Problem to solve: Reproduce the records below exactly as they appear.

Provided material:
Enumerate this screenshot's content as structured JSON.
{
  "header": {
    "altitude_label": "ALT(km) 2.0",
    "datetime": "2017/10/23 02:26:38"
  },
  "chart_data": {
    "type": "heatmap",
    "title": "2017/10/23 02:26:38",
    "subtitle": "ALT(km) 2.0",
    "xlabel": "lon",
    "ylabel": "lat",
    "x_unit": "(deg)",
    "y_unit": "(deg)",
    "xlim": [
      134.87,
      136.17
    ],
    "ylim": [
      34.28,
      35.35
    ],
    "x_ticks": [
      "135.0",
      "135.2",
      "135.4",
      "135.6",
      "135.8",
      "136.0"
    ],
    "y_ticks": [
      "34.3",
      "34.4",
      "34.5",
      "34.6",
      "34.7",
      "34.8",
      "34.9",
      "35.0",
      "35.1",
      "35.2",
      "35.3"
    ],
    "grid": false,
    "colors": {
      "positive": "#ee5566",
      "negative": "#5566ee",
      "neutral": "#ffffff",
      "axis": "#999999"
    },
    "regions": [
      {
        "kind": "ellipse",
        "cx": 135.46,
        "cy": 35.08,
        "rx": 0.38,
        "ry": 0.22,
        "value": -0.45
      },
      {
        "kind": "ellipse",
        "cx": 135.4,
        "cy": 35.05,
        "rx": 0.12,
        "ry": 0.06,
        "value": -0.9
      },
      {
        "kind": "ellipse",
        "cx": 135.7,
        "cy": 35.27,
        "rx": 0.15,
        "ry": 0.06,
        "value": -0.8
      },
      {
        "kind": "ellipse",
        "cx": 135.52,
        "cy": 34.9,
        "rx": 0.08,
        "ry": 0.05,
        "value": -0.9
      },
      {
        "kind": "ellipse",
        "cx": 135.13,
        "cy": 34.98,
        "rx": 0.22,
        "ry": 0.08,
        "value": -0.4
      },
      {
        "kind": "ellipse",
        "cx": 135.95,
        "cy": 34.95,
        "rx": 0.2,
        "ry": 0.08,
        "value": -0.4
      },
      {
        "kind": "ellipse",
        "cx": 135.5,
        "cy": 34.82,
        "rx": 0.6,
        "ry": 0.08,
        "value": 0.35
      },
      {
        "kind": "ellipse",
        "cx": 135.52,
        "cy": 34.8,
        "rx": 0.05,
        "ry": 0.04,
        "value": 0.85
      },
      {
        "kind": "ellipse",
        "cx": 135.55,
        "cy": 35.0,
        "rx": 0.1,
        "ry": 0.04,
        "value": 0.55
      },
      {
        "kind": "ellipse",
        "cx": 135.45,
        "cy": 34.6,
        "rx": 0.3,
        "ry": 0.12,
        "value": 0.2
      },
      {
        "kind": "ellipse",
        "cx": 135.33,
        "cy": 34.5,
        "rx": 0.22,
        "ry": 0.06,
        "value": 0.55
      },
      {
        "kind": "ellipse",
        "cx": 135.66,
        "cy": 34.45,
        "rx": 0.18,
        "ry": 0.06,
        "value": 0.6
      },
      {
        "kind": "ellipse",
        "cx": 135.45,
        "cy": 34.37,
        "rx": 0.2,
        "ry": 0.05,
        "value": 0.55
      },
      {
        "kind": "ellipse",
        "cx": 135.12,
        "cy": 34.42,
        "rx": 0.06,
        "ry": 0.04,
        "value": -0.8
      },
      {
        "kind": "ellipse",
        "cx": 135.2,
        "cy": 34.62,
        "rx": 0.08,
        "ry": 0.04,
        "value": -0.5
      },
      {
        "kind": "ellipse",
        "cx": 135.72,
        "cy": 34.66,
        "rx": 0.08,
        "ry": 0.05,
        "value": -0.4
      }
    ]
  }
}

Exercise answer:
Enumerate this screenshot's content as structured JSON.
{
  "header": {
    "altitude_label": "ALT(km) 2.0",
    "datetime": "2017/10/23 02:26:38"
  },
  "chart_data": {
    "type": "heatmap",
    "title": "2017/10/23 02:26:38",
    "subtitle": "ALT(km) 2.0",
    "xlabel": "lon",
    "ylabel": "lat",
    "x_unit": "(deg)",
    "y_unit": "(deg)",
    "xlim": [
      134.87,
      136.17
    ],
    "ylim": [
      34.28,
      35.35
    ],
    "x_ticks": [
      "135.0",
      "135.2",
      "135.4",
      "135.6",
      "135.8",
      "136.0"
    ],
    "y_ticks": [
      "34.3",
      "34.4",
      "34.5",
      "34.6",
      "34.7",
      "34.8",
      "34.9",
      "35.0",
      "35.1",
      "35.2",
      "35.3"
    ],
    "grid": false,
    "colors": {
      "positive": "#ee5566",
      "negative": "#5566ee",
      "neutral": "#ffffff",
      "axis": "#999999"
    },
    "regions": [
      {
        "kind": "ellipse",
        "cx": 135.46,
        "cy": 35.08,
        "rx": 0.38,
        "ry": 0.22,
        "value": -0.45
      },
      {
        "kind": "ellipse",
        "cx": 135.4,
        "cy": 35.05,
        "rx": 0.12,
        "ry": 0.06,
        "value": -0.9
      },
      {
        "kind": "ellipse",
        "cx": 135.7,
        "cy": 35.27,
        "rx": 0.15,
        "ry": 0.06,
        "value": -0.8
      },
      {
        "kind": "ellipse",
        "cx": 135.52,
        "cy": 34.9,
        "rx": 0.08,
        "ry": 0.05,
        "value": -0.9
      },
      {
        "kind": "ellipse",
        "cx": 135.13,
        "cy": 34.98,
        "rx": 0.22,
        "ry": 0.08,
        "value": -0.4
      },
      {
        "kind": "ellipse",
        "cx": 135.95,
        "cy": 34.95,
        "rx": 0.2,
        "ry": 0.08,
        "value": -0.4
      },
      {
        "kind": "ellipse",
        "cx": 135.5,
        "cy": 34.82,
        "rx": 0.6,
        "ry": 0.08,
        "value": 0.35
      },
      {
        "kind": "ellipse",
        "cx": 135.52,
        "cy": 34.8,
        "rx": 0.05,
        "ry": 0.04,
        "value": 0.85
      },
      {
        "kind": "ellipse",
        "cx": 135.55,
        "cy": 35.0,
        "rx": 0.1,
        "ry": 0.04,
        "value": 0.55
      },
      {
        "kind": "ellipse",
        "cx": 135.45,
        "cy": 34.6,
        "rx": 0.3,
        "ry": 0.12,
        "value": 0.2
      },
      {
        "kind": "ellipse",
        "cx": 135.33,
        "cy": 34.5,
        "rx": 0.22,
        "ry": 0.06,
        "value": 0.55
      },
      {
        "kind": "ellipse",
        "cx": 135.66,
        "cy": 34.45,
        "rx": 0.18,
        "ry": 0.06,
        "value": 0.6
      },
      {
        "kind": "ellipse",
        "cx": 135.45,
        "cy": 34.37,
        "rx": 0.2,
        "ry": 0.05,
        "value": 0.55
      },
      {
        "kind": "ellipse",
        "cx": 135.12,
        "cy": 34.42,
        "rx": 0.06,
        "ry": 0.04,
        "value": -0.8
      },
      {
        "kind": "ellipse",
        "cx": 135.2,
        "cy": 34.62,
        "rx": 0.08,
        "ry": 0.04,
        "value": -0.5
      },
      {
        "kind": "ellipse",
        "cx": 135.72,
        "cy": 34.66,
        "rx": 0.08,
        "ry": 0.05,
        "value": -0.4
      }
    ]
  }
}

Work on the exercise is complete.